# What is required
Exactly reproduce each line of the listing that follows.

# Data provided
— Begin —

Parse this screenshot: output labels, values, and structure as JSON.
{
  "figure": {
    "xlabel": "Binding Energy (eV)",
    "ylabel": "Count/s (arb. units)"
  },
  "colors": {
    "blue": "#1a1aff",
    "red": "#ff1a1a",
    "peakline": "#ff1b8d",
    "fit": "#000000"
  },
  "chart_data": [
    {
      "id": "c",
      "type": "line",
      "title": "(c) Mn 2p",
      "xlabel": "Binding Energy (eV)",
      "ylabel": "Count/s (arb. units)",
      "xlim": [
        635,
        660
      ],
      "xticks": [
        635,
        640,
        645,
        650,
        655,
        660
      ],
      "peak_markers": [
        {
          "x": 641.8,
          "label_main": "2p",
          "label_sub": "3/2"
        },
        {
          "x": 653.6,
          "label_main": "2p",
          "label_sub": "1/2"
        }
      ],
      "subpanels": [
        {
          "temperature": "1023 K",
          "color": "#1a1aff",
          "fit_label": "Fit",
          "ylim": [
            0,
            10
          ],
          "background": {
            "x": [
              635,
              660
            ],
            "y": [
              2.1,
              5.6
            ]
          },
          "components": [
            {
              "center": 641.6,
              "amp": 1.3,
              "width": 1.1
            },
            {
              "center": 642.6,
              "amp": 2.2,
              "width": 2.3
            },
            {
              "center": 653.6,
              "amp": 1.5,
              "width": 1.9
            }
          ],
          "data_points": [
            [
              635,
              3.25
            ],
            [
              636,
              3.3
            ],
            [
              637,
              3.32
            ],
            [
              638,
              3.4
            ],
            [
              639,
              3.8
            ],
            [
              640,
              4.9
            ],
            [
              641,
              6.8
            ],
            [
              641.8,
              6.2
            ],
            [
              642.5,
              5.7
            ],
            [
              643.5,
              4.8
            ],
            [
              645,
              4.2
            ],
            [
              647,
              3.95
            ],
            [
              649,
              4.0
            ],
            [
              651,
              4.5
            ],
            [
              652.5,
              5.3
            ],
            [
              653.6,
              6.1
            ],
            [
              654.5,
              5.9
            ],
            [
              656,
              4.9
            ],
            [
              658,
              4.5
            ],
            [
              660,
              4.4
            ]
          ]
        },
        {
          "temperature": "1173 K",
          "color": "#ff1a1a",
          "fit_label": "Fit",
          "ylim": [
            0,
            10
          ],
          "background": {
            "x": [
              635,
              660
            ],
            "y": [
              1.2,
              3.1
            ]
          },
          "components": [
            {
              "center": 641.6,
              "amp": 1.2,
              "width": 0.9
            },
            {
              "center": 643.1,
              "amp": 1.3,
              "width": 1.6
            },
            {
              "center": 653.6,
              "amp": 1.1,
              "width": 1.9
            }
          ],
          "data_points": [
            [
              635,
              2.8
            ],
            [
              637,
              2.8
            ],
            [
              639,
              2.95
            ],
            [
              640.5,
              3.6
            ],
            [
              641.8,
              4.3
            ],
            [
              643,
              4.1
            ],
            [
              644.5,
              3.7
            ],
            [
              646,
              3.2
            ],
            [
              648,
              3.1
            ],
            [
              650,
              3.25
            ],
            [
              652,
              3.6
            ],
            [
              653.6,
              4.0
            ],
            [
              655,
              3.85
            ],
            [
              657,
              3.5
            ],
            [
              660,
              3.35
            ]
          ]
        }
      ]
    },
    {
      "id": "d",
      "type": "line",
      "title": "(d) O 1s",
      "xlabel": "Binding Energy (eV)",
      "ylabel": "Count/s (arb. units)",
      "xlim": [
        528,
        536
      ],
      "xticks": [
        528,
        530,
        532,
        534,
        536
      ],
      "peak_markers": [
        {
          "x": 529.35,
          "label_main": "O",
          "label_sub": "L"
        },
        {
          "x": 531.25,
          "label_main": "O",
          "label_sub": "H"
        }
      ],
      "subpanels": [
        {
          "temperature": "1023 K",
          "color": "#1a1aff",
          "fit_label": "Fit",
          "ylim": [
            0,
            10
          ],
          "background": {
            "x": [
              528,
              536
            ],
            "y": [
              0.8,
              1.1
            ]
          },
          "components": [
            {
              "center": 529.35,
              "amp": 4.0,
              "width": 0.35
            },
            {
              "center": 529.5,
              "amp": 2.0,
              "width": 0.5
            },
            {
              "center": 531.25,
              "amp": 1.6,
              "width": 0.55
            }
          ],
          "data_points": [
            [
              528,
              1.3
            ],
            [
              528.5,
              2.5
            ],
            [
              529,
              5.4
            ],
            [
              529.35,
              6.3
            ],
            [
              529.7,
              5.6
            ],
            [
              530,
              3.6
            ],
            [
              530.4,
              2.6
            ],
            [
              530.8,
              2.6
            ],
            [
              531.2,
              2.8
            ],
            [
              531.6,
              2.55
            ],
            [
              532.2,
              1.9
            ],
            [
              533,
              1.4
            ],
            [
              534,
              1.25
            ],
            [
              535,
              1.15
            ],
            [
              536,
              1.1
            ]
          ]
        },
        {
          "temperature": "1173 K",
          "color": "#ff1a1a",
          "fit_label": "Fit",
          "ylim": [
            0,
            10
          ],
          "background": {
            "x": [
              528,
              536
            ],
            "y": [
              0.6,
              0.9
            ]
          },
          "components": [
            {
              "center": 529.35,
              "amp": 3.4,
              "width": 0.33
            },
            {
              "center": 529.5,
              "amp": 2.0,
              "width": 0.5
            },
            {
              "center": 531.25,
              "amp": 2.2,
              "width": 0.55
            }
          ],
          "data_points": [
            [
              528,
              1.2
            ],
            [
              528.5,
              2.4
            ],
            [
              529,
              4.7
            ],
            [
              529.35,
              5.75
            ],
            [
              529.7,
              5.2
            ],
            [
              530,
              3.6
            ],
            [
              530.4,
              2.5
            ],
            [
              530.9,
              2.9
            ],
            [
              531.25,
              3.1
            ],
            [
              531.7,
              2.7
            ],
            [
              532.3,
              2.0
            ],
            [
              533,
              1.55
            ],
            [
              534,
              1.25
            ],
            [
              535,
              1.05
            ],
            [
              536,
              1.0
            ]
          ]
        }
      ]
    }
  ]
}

— End —

# Task answer
Parse this screenshot: output labels, values, and structure as JSON.
{
  "figure": {
    "xlabel": "Binding Energy (eV)",
    "ylabel": "Count/s (arb. units)"
  },
  "colors": {
    "blue": "#1a1aff",
    "red": "#ff1a1a",
    "peakline": "#ff1b8d",
    "fit": "#000000"
  },
  "chart_data": [
    {
      "id": "c",
      "type": "line",
      "title": "(c) Mn 2p",
      "xlabel": "Binding Energy (eV)",
      "ylabel": "Count/s (arb. units)",
      "xlim": [
        635,
        660
      ],
      "xticks": [
        635,
        640,
        645,
        650,
        655,
        660
      ],
      "peak_markers": [
        {
          "x": 641.8,
          "label_main": "2p",
          "label_sub": "3/2"
        },
        {
          "x": 653.6,
          "label_main": "2p",
          "label_sub": "1/2"
        }
      ],
      "subpanels": [
        {
          "temperature": "1023 K",
          "color": "#1a1aff",
          "fit_label": "Fit",
          "ylim": [
            0,
            10
          ],
          "background": {
            "x": [
              635,
              660
            ],
            "y": [
              2.1,
              5.6
            ]
          },
          "components": [
            {
              "center": 641.6,
              "amp": 1.3,
              "width": 1.1
            },
            {
              "center": 642.6,
              "amp": 2.2,
              "width": 2.3
            },
            {
              "center": 653.6,
              "amp": 1.5,
              "width": 1.9
            }
          ],
          "data_points": [
            [
              635,
              3.25
            ],
            [
              636,
              3.3
            ],
            [
              637,
              3.32
            ],
            [
              638,
              3.4
            ],
            [
              639,
              3.8
            ],
            [
              640,
              4.9
            ],
            [
              641,
              6.8
            ],
            [
              641.8,
              6.2
            ],
            [
              642.5,
              5.7
            ],
            [
              643.5,
              4.8
            ],
            [
              645,
              4.2
            ],
            [
              647,
              3.95
            ],
            [
              649,
              4.0
            ],
            [
              651,
              4.5
            ],
            [
              652.5,
              5.3
            ],
            [
              653.6,
              6.1
            ],
            [
              654.5,
              5.9
            ],
            [
              656,
              4.9
            ],
            [
              658,
              4.5
            ],
            [
              660,
              4.4
            ]
          ]
        },
        {
          "temperature": "1173 K",
          "color": "#ff1a1a",
          "fit_label": "Fit",
          "ylim": [
            0,
            10
          ],
          "background": {
            "x": [
              635,
              660
            ],
            "y": [
              1.2,
              3.1
            ]
          },
          "components": [
            {
              "center": 641.6,
              "amp": 1.2,
              "width": 0.9
            },
            {
              "center": 643.1,
              "amp": 1.3,
              "width": 1.6
            },
            {
              "center": 653.6,
              "amp": 1.1,
              "width": 1.9
            }
          ],
          "data_points": [
            [
              635,
              2.8
            ],
            [
              637,
              2.8
            ],
            [
              639,
              2.95
            ],
            [
              640.5,
              3.6
            ],
            [
              641.8,
              4.3
            ],
            [
              643,
              4.1
            ],
            [
              644.5,
              3.7
            ],
            [
              646,
              3.2
            ],
            [
              648,
              3.1
            ],
            [
              650,
              3.25
            ],
            [
              652,
              3.6
            ],
            [
              653.6,
              4.0
            ],
            [
              655,
              3.85
            ],
            [
              657,
              3.5
            ],
            [
              660,
              3.35
            ]
          ]
        }
      ]
    },
    {
      "id": "d",
      "type": "line",
      "title": "(d) O 1s",
      "xlabel": "Binding Energy (eV)",
      "ylabel": "Count/s (arb. units)",
      "xlim": [
        528,
        536
      ],
      "xticks": [
        528,
        530,
        532,
        534,
        536
      ],
      "peak_markers": [
        {
          "x": 529.35,
          "label_main": "O",
          "label_sub": "L"
        },
        {
          "x": 531.25,
          "label_main": "O",
          "label_sub": "H"
        }
      ],
      "subpanels": [
        {
          "temperature": "1023 K",
          "color": "#1a1aff",
          "fit_label": "Fit",
          "ylim": [
            0,
            10
          ],
          "background": {
            "x": [
              528,
              536
            ],
            "y": [
              0.8,
              1.1
            ]
          },
          "components": [
            {
              "center": 529.35,
              "amp": 4.0,
              "width": 0.35
            },
            {
              "center": 529.5,
              "amp": 2.0,
              "width": 0.5
            },
            {
              "center": 531.25,
              "amp": 1.6,
              "width": 0.55
            }
          ],
          "data_points": [
            [
              528,
              1.3
            ],
            [
              528.5,
              2.5
            ],
            [
              529,
              5.4
            ],
            [
              529.35,
              6.3
            ],
            [
              529.7,
              5.6
            ],
            [
              530,
              3.6
            ],
            [
              530.4,
              2.6
            ],
            [
              530.8,
              2.6
            ],
            [
              531.2,
              2.8
            ],
            [
              531.6,
              2.55
            ],
            [
              532.2,
              1.9
            ],
            [
              533,
              1.4
            ],
            [
              534,
              1.25
            ],
            [
              535,
              1.15
            ],
            [
              536,
              1.1
            ]
          ]
        },
        {
          "temperature": "1173 K",
          "color": "#ff1a1a",
          "fit_label": "Fit",
          "ylim": [
            0,
            10
          ],
          "background": {
            "x": [
              528,
              536
            ],
            "y": [
              0.6,
              0.9
            ]
          },
          "components": [
            {
              "center": 529.35,
              "amp": 3.4,
              "width": 0.33
            },
            {
              "center": 529.5,
              "amp": 2.0,
              "width": 0.5
            },
            {
              "center": 531.25,
              "amp": 2.2,
              "width": 0.55
            }
          ],
          "data_points": [
            [
              528,
              1.2
            ],
            [
              528.5,
              2.4
            ],
            [
              529,
              4.7
            ],
            [
              529.35,
              5.75
            ],
            [
              529.7,
              5.2
            ],
            [
              530,
              3.6
            ],
            [
              530.4,
              2.5
            ],
            [
              530.9,
              2.9
            ],
            [
              531.25,
              3.1
            ],
            [
              531.7,
              2.7
            ],
            [
              532.3,
              2.0
            ],
            [
              533,
              1.55
            ],
            [
              534,
              1.25
            ],
            [
              535,
              1.05
            ],
            [
              536,
              1.0
            ]
          ]
        }
      ]
    }
  ]
}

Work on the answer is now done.